— START Exercise material —
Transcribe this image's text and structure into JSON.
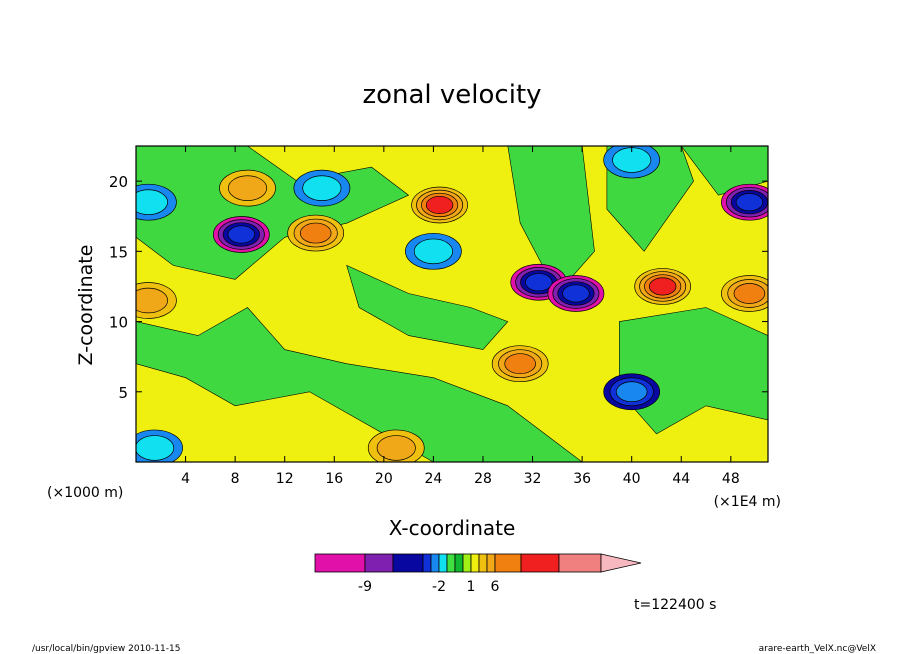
{
  "chart_data": {
    "type": "heatmap",
    "title": "zonal velocity",
    "xlabel": "X-coordinate",
    "ylabel": "Z-coordinate",
    "x_unit_left": "(×1000 m)",
    "x_unit_right": "(×1E4 m)",
    "x_ticks": [
      4,
      8,
      12,
      16,
      20,
      24,
      28,
      32,
      36,
      40,
      44,
      48
    ],
    "y_ticks": [
      5,
      10,
      15,
      20
    ],
    "xlim": [
      0,
      51
    ],
    "ylim": [
      0,
      22.5
    ],
    "grid": false,
    "time_label": "t=122400 s",
    "colorbar": {
      "labels": [
        "-9",
        "-2",
        "1",
        "6"
      ],
      "label_values": [
        -9,
        -2,
        1,
        6
      ],
      "colors": [
        "#e010a8",
        "#8020b0",
        "#0808a0",
        "#1030d8",
        "#1888f0",
        "#10e0f0",
        "#40e040",
        "#10b830",
        "#a0f018",
        "#f0f010",
        "#f0c010",
        "#f0a818",
        "#f08010",
        "#f02020",
        "#f08080",
        "#f8b8c0"
      ]
    },
    "fields": [
      {
        "x": 1,
        "z": 18.5,
        "v": -4
      },
      {
        "x": 8.5,
        "z": 16.2,
        "v": -9
      },
      {
        "x": 9,
        "z": 19.5,
        "v": 4
      },
      {
        "x": 14.5,
        "z": 16.3,
        "v": 5
      },
      {
        "x": 15,
        "z": 19.5,
        "v": -4
      },
      {
        "x": 24.5,
        "z": 18.3,
        "v": 7
      },
      {
        "x": 24,
        "z": 15,
        "v": -2
      },
      {
        "x": 32.5,
        "z": 12.8,
        "v": -9
      },
      {
        "x": 35.5,
        "z": 12,
        "v": -9
      },
      {
        "x": 42.5,
        "z": 12.5,
        "v": 7
      },
      {
        "x": 49.5,
        "z": 18.5,
        "v": -9
      },
      {
        "x": 49.5,
        "z": 12,
        "v": 5
      },
      {
        "x": 1,
        "z": 11.5,
        "v": 4
      },
      {
        "x": 31,
        "z": 7,
        "v": 5
      },
      {
        "x": 40,
        "z": 5,
        "v": -5
      },
      {
        "x": 1.5,
        "z": 1,
        "v": -3
      },
      {
        "x": 21,
        "z": 1,
        "v": 4
      },
      {
        "x": 40,
        "z": 21.5,
        "v": -4
      }
    ]
  },
  "footer": {
    "left": "/usr/local/bin/gpview  2010-11-15",
    "right": "arare-earth_VelX.nc@VelX"
  }
}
— END Exercise material —
### Exercise
Exclude all images and restate the records above word for word.

### Answer to the exercise
Transcribe this image's text and structure into JSON.
{
  "chart_data": {
    "type": "heatmap",
    "title": "zonal velocity",
    "xlabel": "X-coordinate",
    "ylabel": "Z-coordinate",
    "x_unit_left": "(×1000 m)",
    "x_unit_right": "(×1E4 m)",
    "x_ticks": [
      4,
      8,
      12,
      16,
      20,
      24,
      28,
      32,
      36,
      40,
      44,
      48
    ],
    "y_ticks": [
      5,
      10,
      15,
      20
    ],
    "xlim": [
      0,
      51
    ],
    "ylim": [
      0,
      22.5
    ],
    "grid": false,
    "time_label": "t=122400 s",
    "colorbar": {
      "labels": [
        "-9",
        "-2",
        "1",
        "6"
      ],
      "label_values": [
        -9,
        -2,
        1,
        6
      ],
      "colors": [
        "#e010a8",
        "#8020b0",
        "#0808a0",
        "#1030d8",
        "#1888f0",
        "#10e0f0",
        "#40e040",
        "#10b830",
        "#a0f018",
        "#f0f010",
        "#f0c010",
        "#f0a818",
        "#f08010",
        "#f02020",
        "#f08080",
        "#f8b8c0"
      ]
    },
    "fields": [
      {
        "x": 1,
        "z": 18.5,
        "v": -4
      },
      {
        "x": 8.5,
        "z": 16.2,
        "v": -9
      },
      {
        "x": 9,
        "z": 19.5,
        "v": 4
      },
      {
        "x": 14.5,
        "z": 16.3,
        "v": 5
      },
      {
        "x": 15,
        "z": 19.5,
        "v": -4
      },
      {
        "x": 24.5,
        "z": 18.3,
        "v": 7
      },
      {
        "x": 24,
        "z": 15,
        "v": -2
      },
      {
        "x": 32.5,
        "z": 12.8,
        "v": -9
      },
      {
        "x": 35.5,
        "z": 12,
        "v": -9
      },
      {
        "x": 42.5,
        "z": 12.5,
        "v": 7
      },
      {
        "x": 49.5,
        "z": 18.5,
        "v": -9
      },
      {
        "x": 49.5,
        "z": 12,
        "v": 5
      },
      {
        "x": 1,
        "z": 11.5,
        "v": 4
      },
      {
        "x": 31,
        "z": 7,
        "v": 5
      },
      {
        "x": 40,
        "z": 5,
        "v": -5
      },
      {
        "x": 1.5,
        "z": 1,
        "v": -3
      },
      {
        "x": 21,
        "z": 1,
        "v": 4
      },
      {
        "x": 40,
        "z": 21.5,
        "v": -4
      }
    ]
  },
  "footer": {
    "left": "/usr/local/bin/gpview  2010-11-15",
    "right": "arare-earth_VelX.nc@VelX"
  }
}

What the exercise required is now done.